## SET PROBLEM
Return all lines that include the string "content".

## MATERIAL
• • • •
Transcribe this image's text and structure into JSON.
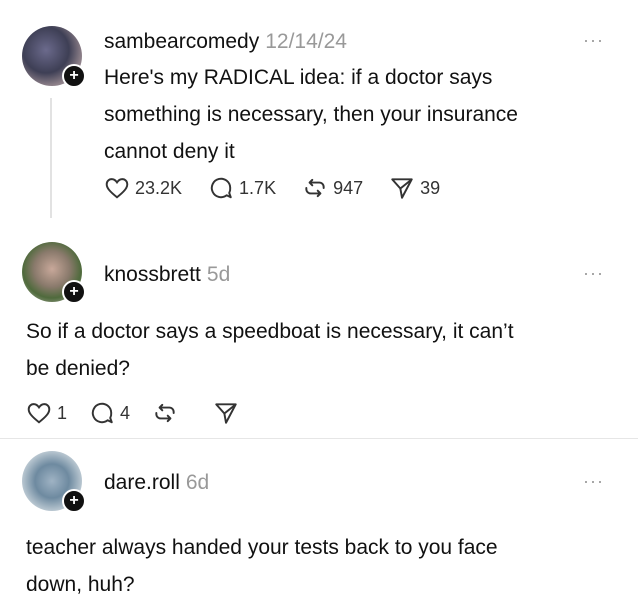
{
  "posts": [
    {
      "username": "sambearcomedy",
      "time": "12/14/24",
      "more": "···",
      "lines": [
        "Here's my RADICAL idea: if a doctor says",
        "something is necessary, then your  insurance",
        "cannot deny it"
      ],
      "likes": "23.2K",
      "replies": "1.7K",
      "reposts": "947",
      "shares": "39"
    },
    {
      "username": "knossbrett",
      "time": "5d",
      "more": "···",
      "lines": [
        "So if a doctor says a speedboat is necessary, it can’t",
        "be denied?"
      ],
      "likes": "1",
      "replies": "4",
      "reposts": "",
      "shares": ""
    },
    {
      "username": "dare.roll",
      "time": "6d",
      "more": "···",
      "lines": [
        "teacher always handed your tests back to you face",
        "down, huh?"
      ]
    }
  ],
  "icons": {
    "like": "heart-icon",
    "reply": "comment-icon",
    "repost": "repost-icon",
    "share": "send-icon",
    "follow": "plus-icon"
  },
  "colors": {
    "text": "#111111",
    "muted": "#999999",
    "divider": "#e6e6e6"
  }
}
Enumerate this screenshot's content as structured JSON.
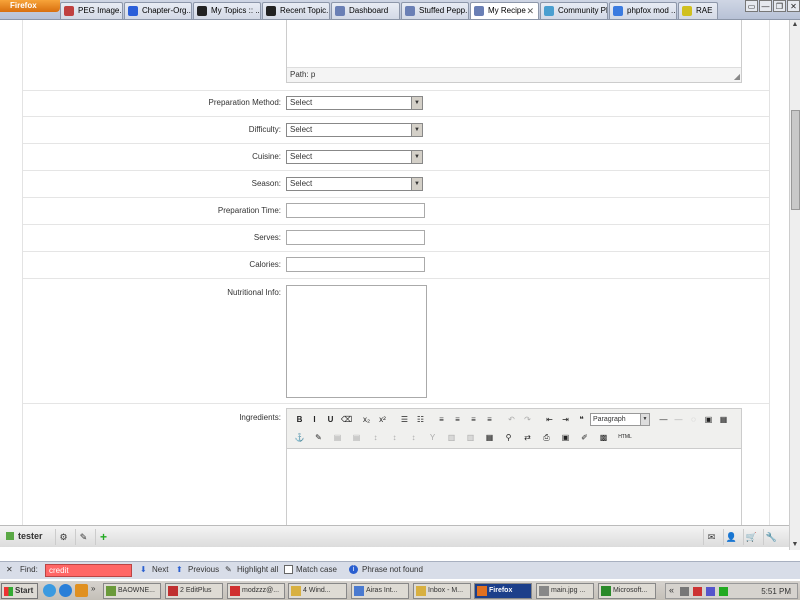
{
  "browser": {
    "app_button": "Firefox",
    "tabs": [
      {
        "label": "PEG Image...",
        "color": "#c04040"
      },
      {
        "label": "Chapter-Org...",
        "color": "#2b5fd9"
      },
      {
        "label": "My Topics :: ...",
        "color": "#222222"
      },
      {
        "label": "Recent Topic...",
        "color": "#222222"
      },
      {
        "label": "Dashboard",
        "color": "#6a7fb5"
      },
      {
        "label": "Stuffed Pepp...",
        "color": "#6a7fb5"
      },
      {
        "label": "My Recipe",
        "color": "#6a7fb5",
        "active": true
      },
      {
        "label": "Community Pl...",
        "color": "#4a9fd0"
      },
      {
        "label": "phpfox mod ...",
        "color": "#3b7be0"
      },
      {
        "label": "RAE",
        "color": "#d0c020"
      }
    ],
    "window_controls": [
      "▭",
      "—",
      "❐",
      "✕"
    ],
    "scroll_up": "▲",
    "scroll_down": "▼"
  },
  "form": {
    "editor_path": "Path: p",
    "resize_grip": "◢",
    "fields": {
      "preparation_method": {
        "label": "Preparation Method:",
        "value": "Select"
      },
      "difficulty": {
        "label": "Difficulty:",
        "value": "Select"
      },
      "cuisine": {
        "label": "Cuisine:",
        "value": "Select"
      },
      "season": {
        "label": "Season:",
        "value": "Select"
      },
      "preparation_time": {
        "label": "Preparation Time:",
        "value": ""
      },
      "serves": {
        "label": "Serves:",
        "value": ""
      },
      "calories": {
        "label": "Calories:",
        "value": ""
      },
      "nutritional_info": {
        "label": "Nutritional Info:",
        "value": ""
      },
      "ingredients": {
        "label": "Ingredients:"
      }
    },
    "dropdown_arrow": "▼",
    "toolbar": {
      "row1": [
        "B",
        "I",
        "U",
        "⌫",
        "x₂",
        "x²",
        "☰",
        "☷",
        "≡",
        "≡",
        "≡",
        "≡",
        "↶",
        "↷",
        "⇤",
        "⇥",
        "❝"
      ],
      "format_select": "Paragraph",
      "row1_end": [
        "—",
        "—",
        "◌",
        "▣",
        "▦"
      ],
      "row2": [
        "⚓",
        "✎",
        "▤",
        "▤",
        "↕",
        "↕",
        "↕",
        "Y",
        "▥",
        "▥",
        "▦",
        "⚲",
        "⇄",
        "⎙",
        "▣",
        "✐",
        "▩",
        "HTML"
      ]
    }
  },
  "dock": {
    "username": "tester",
    "left_icons": [
      "⚙",
      "✎",
      "+"
    ],
    "right_icons": [
      "✉",
      "👤",
      "🛒",
      "🔧"
    ]
  },
  "findbar": {
    "close": "✕",
    "label": "Find:",
    "value": "credit",
    "next": "Next",
    "previous": "Previous",
    "highlight": "Highlight all",
    "match_case": "Match case",
    "status": "Phrase not found"
  },
  "taskbar": {
    "start": "Start",
    "tasks": [
      {
        "label": "BAOWNE...",
        "color": "#6a9a3a"
      },
      {
        "label": "2 EditPlus",
        "color": "#c03030"
      },
      {
        "label": "modzzz@...",
        "color": "#d03030"
      },
      {
        "label": "4 Wind...",
        "color": "#d8b040"
      },
      {
        "label": "Airas Int...",
        "color": "#4a7ad0"
      },
      {
        "label": "Inbox - M...",
        "color": "#d8b040"
      },
      {
        "label": "Firefox",
        "color": "#e07020",
        "active": true
      },
      {
        "label": "main.jpg ...",
        "color": "#888888"
      },
      {
        "label": "Microsoft...",
        "color": "#2a8a2a"
      }
    ],
    "tray_more": "«",
    "clock": "5:51 PM"
  }
}
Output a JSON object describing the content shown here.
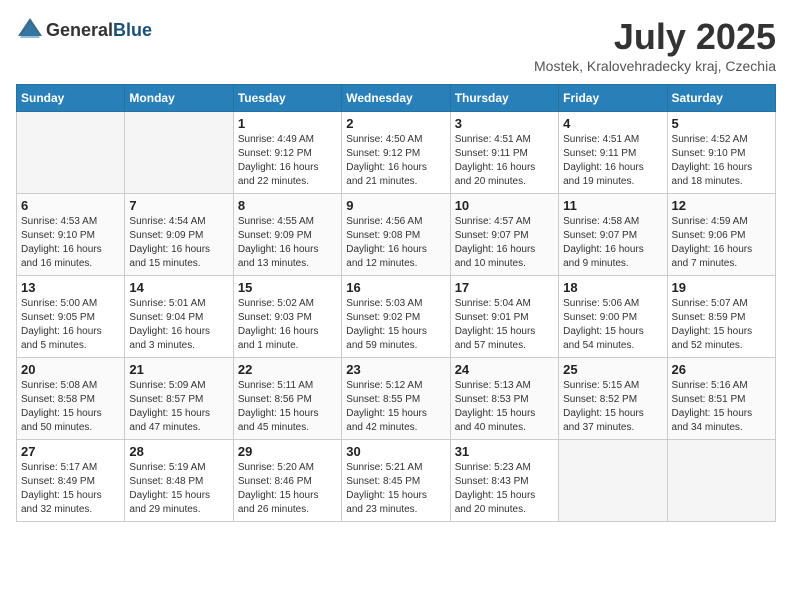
{
  "header": {
    "logo_general": "General",
    "logo_blue": "Blue",
    "month_year": "July 2025",
    "location": "Mostek, Kralovehradecky kraj, Czechia"
  },
  "weekdays": [
    "Sunday",
    "Monday",
    "Tuesday",
    "Wednesday",
    "Thursday",
    "Friday",
    "Saturday"
  ],
  "weeks": [
    [
      {
        "day": "",
        "info": ""
      },
      {
        "day": "",
        "info": ""
      },
      {
        "day": "1",
        "info": "Sunrise: 4:49 AM\nSunset: 9:12 PM\nDaylight: 16 hours and 22 minutes."
      },
      {
        "day": "2",
        "info": "Sunrise: 4:50 AM\nSunset: 9:12 PM\nDaylight: 16 hours and 21 minutes."
      },
      {
        "day": "3",
        "info": "Sunrise: 4:51 AM\nSunset: 9:11 PM\nDaylight: 16 hours and 20 minutes."
      },
      {
        "day": "4",
        "info": "Sunrise: 4:51 AM\nSunset: 9:11 PM\nDaylight: 16 hours and 19 minutes."
      },
      {
        "day": "5",
        "info": "Sunrise: 4:52 AM\nSunset: 9:10 PM\nDaylight: 16 hours and 18 minutes."
      }
    ],
    [
      {
        "day": "6",
        "info": "Sunrise: 4:53 AM\nSunset: 9:10 PM\nDaylight: 16 hours and 16 minutes."
      },
      {
        "day": "7",
        "info": "Sunrise: 4:54 AM\nSunset: 9:09 PM\nDaylight: 16 hours and 15 minutes."
      },
      {
        "day": "8",
        "info": "Sunrise: 4:55 AM\nSunset: 9:09 PM\nDaylight: 16 hours and 13 minutes."
      },
      {
        "day": "9",
        "info": "Sunrise: 4:56 AM\nSunset: 9:08 PM\nDaylight: 16 hours and 12 minutes."
      },
      {
        "day": "10",
        "info": "Sunrise: 4:57 AM\nSunset: 9:07 PM\nDaylight: 16 hours and 10 minutes."
      },
      {
        "day": "11",
        "info": "Sunrise: 4:58 AM\nSunset: 9:07 PM\nDaylight: 16 hours and 9 minutes."
      },
      {
        "day": "12",
        "info": "Sunrise: 4:59 AM\nSunset: 9:06 PM\nDaylight: 16 hours and 7 minutes."
      }
    ],
    [
      {
        "day": "13",
        "info": "Sunrise: 5:00 AM\nSunset: 9:05 PM\nDaylight: 16 hours and 5 minutes."
      },
      {
        "day": "14",
        "info": "Sunrise: 5:01 AM\nSunset: 9:04 PM\nDaylight: 16 hours and 3 minutes."
      },
      {
        "day": "15",
        "info": "Sunrise: 5:02 AM\nSunset: 9:03 PM\nDaylight: 16 hours and 1 minute."
      },
      {
        "day": "16",
        "info": "Sunrise: 5:03 AM\nSunset: 9:02 PM\nDaylight: 15 hours and 59 minutes."
      },
      {
        "day": "17",
        "info": "Sunrise: 5:04 AM\nSunset: 9:01 PM\nDaylight: 15 hours and 57 minutes."
      },
      {
        "day": "18",
        "info": "Sunrise: 5:06 AM\nSunset: 9:00 PM\nDaylight: 15 hours and 54 minutes."
      },
      {
        "day": "19",
        "info": "Sunrise: 5:07 AM\nSunset: 8:59 PM\nDaylight: 15 hours and 52 minutes."
      }
    ],
    [
      {
        "day": "20",
        "info": "Sunrise: 5:08 AM\nSunset: 8:58 PM\nDaylight: 15 hours and 50 minutes."
      },
      {
        "day": "21",
        "info": "Sunrise: 5:09 AM\nSunset: 8:57 PM\nDaylight: 15 hours and 47 minutes."
      },
      {
        "day": "22",
        "info": "Sunrise: 5:11 AM\nSunset: 8:56 PM\nDaylight: 15 hours and 45 minutes."
      },
      {
        "day": "23",
        "info": "Sunrise: 5:12 AM\nSunset: 8:55 PM\nDaylight: 15 hours and 42 minutes."
      },
      {
        "day": "24",
        "info": "Sunrise: 5:13 AM\nSunset: 8:53 PM\nDaylight: 15 hours and 40 minutes."
      },
      {
        "day": "25",
        "info": "Sunrise: 5:15 AM\nSunset: 8:52 PM\nDaylight: 15 hours and 37 minutes."
      },
      {
        "day": "26",
        "info": "Sunrise: 5:16 AM\nSunset: 8:51 PM\nDaylight: 15 hours and 34 minutes."
      }
    ],
    [
      {
        "day": "27",
        "info": "Sunrise: 5:17 AM\nSunset: 8:49 PM\nDaylight: 15 hours and 32 minutes."
      },
      {
        "day": "28",
        "info": "Sunrise: 5:19 AM\nSunset: 8:48 PM\nDaylight: 15 hours and 29 minutes."
      },
      {
        "day": "29",
        "info": "Sunrise: 5:20 AM\nSunset: 8:46 PM\nDaylight: 15 hours and 26 minutes."
      },
      {
        "day": "30",
        "info": "Sunrise: 5:21 AM\nSunset: 8:45 PM\nDaylight: 15 hours and 23 minutes."
      },
      {
        "day": "31",
        "info": "Sunrise: 5:23 AM\nSunset: 8:43 PM\nDaylight: 15 hours and 20 minutes."
      },
      {
        "day": "",
        "info": ""
      },
      {
        "day": "",
        "info": ""
      }
    ]
  ]
}
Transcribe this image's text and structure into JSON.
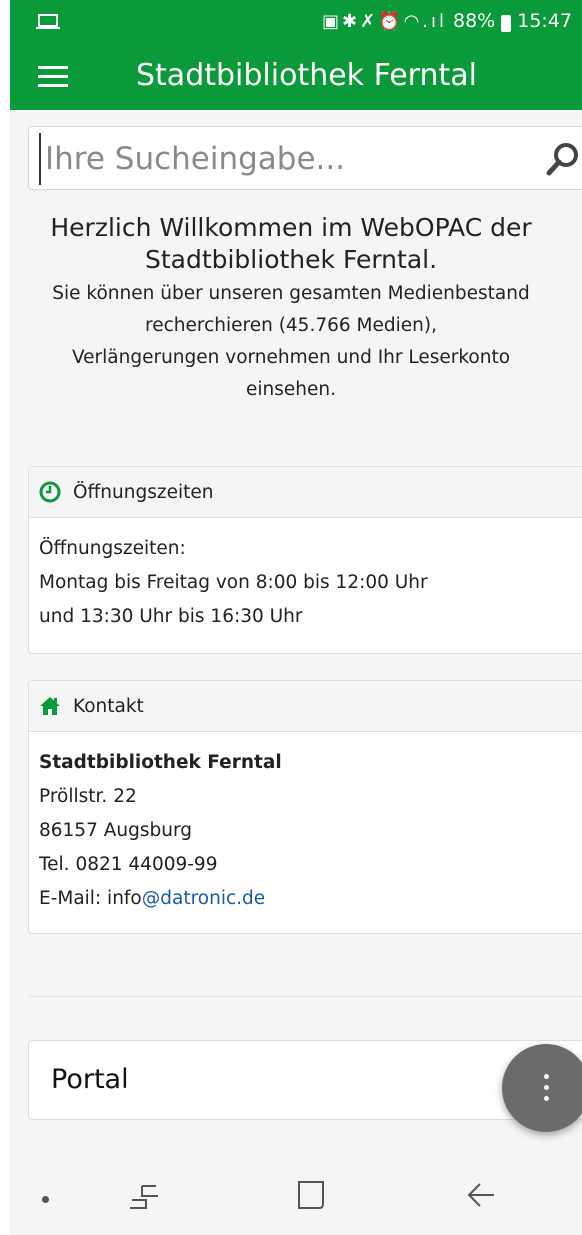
{
  "status_bar": {
    "battery_percent": "88%",
    "time": "15:47",
    "icons": [
      "laptop-icon",
      "data-saver-icon",
      "bluetooth-icon",
      "mute-icon",
      "alarm-icon",
      "wifi-icon",
      "signal-icon",
      "battery-icon"
    ]
  },
  "app_bar": {
    "title": "Stadtbibliothek Ferntal"
  },
  "search": {
    "placeholder": "Ihre Sucheingabe...",
    "value": ""
  },
  "welcome": {
    "heading_line1": "Herzlich Willkommen im WebOPAC der",
    "heading_line2": "Stadtbibliothek Ferntal.",
    "text_line1": "Sie können über unseren gesamten Medienbestand",
    "text_line2": "recherchieren (45.766 Medien),",
    "text_line3": "Verlängerungen vornehmen und Ihr Leserkonto",
    "text_line4": "einsehen."
  },
  "opening_hours": {
    "title": "Öffnungszeiten",
    "line1": "Öffnungszeiten:",
    "line2": "Montag bis Freitag von 8:00 bis 12:00 Uhr",
    "line3": "und 13:30 Uhr bis 16:30 Uhr"
  },
  "contact": {
    "title": "Kontakt",
    "name": "Stadtbibliothek Ferntal",
    "street": "Pröllstr. 22",
    "city": "86157 Augsburg",
    "phone": "Tel. 0821 44009-99",
    "email_prefix": "E-Mail: info",
    "email_link": "@datronic.de"
  },
  "portal": {
    "label": "Portal"
  },
  "colors": {
    "brand_green": "#0b9a3a",
    "link_blue": "#1a5aa8",
    "fab_grey": "#6b6b6b"
  }
}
• • • •
## EXERCISE OUTPUT
Enumerate this screenshot's content as structured JSON.
Output a JSON object describing the content shown here.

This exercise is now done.